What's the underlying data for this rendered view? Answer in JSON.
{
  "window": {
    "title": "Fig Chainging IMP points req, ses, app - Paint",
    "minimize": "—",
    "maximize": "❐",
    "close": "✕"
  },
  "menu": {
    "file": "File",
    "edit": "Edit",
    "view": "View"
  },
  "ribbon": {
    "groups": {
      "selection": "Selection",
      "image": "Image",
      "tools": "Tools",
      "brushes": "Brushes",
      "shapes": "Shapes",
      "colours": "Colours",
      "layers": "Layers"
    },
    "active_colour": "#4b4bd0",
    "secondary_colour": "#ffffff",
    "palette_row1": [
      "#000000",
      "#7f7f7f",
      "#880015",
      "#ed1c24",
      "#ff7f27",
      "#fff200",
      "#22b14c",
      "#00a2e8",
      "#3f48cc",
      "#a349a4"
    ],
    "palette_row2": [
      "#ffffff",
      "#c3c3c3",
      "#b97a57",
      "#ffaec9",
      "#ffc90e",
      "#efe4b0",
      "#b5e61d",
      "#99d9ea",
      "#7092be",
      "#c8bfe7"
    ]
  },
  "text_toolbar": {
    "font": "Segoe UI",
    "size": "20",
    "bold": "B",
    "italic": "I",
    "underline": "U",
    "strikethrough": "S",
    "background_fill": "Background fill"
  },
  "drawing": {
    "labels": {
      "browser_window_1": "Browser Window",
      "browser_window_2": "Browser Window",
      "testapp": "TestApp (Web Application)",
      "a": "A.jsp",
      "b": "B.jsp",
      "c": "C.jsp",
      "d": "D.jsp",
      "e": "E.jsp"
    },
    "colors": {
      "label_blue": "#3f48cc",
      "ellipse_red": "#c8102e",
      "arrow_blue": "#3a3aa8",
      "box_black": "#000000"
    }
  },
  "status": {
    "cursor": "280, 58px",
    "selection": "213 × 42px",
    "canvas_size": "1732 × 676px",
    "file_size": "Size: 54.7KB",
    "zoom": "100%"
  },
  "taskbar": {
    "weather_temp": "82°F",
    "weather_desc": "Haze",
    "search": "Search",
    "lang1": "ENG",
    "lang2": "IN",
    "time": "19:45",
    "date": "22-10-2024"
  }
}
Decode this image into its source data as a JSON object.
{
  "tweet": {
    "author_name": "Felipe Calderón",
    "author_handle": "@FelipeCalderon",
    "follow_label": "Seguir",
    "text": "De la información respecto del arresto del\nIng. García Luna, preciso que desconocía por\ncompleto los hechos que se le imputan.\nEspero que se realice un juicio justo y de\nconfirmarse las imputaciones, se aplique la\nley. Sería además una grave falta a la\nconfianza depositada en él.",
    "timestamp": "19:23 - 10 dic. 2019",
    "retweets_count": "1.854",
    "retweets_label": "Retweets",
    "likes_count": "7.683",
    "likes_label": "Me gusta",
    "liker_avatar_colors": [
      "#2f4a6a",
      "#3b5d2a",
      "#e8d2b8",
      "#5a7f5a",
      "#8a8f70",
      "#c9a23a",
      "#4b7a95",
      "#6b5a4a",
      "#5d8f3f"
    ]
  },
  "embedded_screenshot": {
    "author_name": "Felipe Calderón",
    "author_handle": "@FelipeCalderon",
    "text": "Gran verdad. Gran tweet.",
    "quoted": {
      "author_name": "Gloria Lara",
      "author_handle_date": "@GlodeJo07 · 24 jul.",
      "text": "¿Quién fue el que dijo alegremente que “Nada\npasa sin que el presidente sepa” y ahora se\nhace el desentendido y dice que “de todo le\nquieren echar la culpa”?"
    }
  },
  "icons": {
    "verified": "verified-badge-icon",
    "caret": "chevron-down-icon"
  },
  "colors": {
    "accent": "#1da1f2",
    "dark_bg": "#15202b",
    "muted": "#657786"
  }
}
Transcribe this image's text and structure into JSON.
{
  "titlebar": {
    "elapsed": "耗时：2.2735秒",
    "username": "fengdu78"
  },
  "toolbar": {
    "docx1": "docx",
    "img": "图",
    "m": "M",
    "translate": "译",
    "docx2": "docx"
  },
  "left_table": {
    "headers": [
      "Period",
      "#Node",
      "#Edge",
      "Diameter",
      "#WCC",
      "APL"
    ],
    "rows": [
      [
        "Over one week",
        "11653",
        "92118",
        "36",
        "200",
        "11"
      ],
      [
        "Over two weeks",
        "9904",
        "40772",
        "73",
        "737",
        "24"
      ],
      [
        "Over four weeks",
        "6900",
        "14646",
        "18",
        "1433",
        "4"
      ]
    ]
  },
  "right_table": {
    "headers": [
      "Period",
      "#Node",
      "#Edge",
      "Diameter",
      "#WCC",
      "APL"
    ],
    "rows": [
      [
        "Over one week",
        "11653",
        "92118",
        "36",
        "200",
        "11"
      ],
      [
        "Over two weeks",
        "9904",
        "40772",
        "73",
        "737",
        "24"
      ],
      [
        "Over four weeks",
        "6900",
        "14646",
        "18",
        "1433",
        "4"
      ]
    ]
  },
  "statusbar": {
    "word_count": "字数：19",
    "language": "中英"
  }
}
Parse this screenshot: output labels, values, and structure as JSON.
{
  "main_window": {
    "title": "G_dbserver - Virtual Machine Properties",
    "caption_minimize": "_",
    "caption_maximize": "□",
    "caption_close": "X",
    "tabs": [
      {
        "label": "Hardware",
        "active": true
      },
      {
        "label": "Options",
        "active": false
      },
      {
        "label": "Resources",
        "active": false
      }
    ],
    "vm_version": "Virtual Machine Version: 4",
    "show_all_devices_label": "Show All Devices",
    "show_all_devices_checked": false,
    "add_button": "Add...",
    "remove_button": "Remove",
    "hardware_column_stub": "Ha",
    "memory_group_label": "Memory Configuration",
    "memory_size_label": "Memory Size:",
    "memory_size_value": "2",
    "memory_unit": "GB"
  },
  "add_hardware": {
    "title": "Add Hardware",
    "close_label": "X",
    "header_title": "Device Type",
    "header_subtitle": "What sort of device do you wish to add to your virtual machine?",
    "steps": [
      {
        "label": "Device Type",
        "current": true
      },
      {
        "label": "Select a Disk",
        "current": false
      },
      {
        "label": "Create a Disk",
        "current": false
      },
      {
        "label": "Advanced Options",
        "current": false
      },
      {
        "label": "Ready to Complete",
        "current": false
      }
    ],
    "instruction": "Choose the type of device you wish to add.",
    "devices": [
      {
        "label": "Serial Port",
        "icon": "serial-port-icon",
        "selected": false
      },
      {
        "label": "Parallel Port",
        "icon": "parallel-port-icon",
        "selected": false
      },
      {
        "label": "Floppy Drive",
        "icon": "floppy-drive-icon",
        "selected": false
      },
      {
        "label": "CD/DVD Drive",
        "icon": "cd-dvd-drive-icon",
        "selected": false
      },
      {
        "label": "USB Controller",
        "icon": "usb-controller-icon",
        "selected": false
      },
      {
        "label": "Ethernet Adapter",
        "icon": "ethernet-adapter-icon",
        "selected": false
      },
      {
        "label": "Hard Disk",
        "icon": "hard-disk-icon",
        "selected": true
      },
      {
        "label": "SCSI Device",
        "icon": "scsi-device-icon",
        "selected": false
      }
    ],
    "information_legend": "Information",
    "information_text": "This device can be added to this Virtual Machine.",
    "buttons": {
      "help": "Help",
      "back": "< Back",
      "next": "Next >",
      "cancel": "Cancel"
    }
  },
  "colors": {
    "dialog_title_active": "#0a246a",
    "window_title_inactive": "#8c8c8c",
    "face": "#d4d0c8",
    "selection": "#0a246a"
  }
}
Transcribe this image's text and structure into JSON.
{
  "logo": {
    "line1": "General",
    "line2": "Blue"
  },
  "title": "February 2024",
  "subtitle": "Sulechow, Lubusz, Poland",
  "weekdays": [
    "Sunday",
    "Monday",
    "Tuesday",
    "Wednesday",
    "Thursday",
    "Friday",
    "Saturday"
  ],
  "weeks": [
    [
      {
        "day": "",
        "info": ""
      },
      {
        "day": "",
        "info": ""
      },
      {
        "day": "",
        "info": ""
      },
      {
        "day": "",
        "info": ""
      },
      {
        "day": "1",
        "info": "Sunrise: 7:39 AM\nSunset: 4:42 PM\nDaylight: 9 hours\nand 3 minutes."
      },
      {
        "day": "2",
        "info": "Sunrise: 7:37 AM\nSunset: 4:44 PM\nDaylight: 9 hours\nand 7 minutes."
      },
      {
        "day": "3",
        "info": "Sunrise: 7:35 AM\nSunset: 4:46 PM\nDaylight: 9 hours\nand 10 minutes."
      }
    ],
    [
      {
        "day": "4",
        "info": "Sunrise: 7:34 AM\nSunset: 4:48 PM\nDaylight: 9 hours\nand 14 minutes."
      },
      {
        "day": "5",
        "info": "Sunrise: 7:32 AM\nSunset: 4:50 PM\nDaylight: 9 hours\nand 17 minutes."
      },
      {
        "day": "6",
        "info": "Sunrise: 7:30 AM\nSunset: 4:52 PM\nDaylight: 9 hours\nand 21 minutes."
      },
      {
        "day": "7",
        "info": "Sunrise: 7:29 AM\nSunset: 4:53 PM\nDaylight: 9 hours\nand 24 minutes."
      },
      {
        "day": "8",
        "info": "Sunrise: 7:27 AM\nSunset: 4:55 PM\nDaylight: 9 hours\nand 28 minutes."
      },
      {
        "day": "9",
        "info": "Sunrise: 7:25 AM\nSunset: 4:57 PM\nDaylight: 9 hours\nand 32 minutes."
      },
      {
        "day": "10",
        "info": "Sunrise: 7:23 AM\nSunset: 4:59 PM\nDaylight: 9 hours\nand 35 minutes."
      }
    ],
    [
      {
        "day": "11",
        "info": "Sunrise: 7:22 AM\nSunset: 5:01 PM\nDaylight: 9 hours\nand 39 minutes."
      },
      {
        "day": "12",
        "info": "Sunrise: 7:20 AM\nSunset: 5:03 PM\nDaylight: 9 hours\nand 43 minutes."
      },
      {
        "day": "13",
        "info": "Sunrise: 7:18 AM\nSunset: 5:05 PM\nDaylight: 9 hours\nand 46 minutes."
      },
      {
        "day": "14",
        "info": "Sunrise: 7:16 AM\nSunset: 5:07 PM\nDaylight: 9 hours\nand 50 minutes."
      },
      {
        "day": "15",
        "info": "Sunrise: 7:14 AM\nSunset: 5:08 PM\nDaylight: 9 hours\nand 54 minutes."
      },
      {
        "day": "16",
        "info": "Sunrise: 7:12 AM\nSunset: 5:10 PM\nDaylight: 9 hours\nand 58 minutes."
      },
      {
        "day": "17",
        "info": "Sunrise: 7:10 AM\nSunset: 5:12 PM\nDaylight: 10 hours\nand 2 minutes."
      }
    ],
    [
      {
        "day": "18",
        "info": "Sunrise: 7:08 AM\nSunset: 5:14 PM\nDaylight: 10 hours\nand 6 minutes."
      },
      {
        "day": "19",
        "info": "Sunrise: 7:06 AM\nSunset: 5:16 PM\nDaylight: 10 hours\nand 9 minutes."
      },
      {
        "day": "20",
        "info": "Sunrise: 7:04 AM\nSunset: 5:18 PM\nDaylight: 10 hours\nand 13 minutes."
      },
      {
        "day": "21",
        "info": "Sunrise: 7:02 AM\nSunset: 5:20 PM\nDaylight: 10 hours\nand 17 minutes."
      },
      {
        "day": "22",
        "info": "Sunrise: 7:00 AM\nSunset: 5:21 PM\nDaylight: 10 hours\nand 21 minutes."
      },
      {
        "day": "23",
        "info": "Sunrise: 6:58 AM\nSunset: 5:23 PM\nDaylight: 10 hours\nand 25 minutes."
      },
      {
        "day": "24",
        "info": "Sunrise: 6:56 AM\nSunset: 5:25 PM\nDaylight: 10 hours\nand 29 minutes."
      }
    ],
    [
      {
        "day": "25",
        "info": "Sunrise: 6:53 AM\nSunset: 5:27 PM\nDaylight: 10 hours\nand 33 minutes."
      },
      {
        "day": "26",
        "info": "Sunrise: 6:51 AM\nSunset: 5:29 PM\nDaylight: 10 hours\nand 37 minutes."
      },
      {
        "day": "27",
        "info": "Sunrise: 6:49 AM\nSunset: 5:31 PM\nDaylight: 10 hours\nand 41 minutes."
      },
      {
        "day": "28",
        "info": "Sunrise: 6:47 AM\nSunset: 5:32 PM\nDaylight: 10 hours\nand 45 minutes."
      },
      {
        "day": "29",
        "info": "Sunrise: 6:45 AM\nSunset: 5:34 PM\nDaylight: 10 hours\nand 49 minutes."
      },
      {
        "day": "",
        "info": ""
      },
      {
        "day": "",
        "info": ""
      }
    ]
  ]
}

* YOUR OBJECTIVE *
Give only the number of lines in the material above that include the word "data".

* EXPECTED ANSWER *
2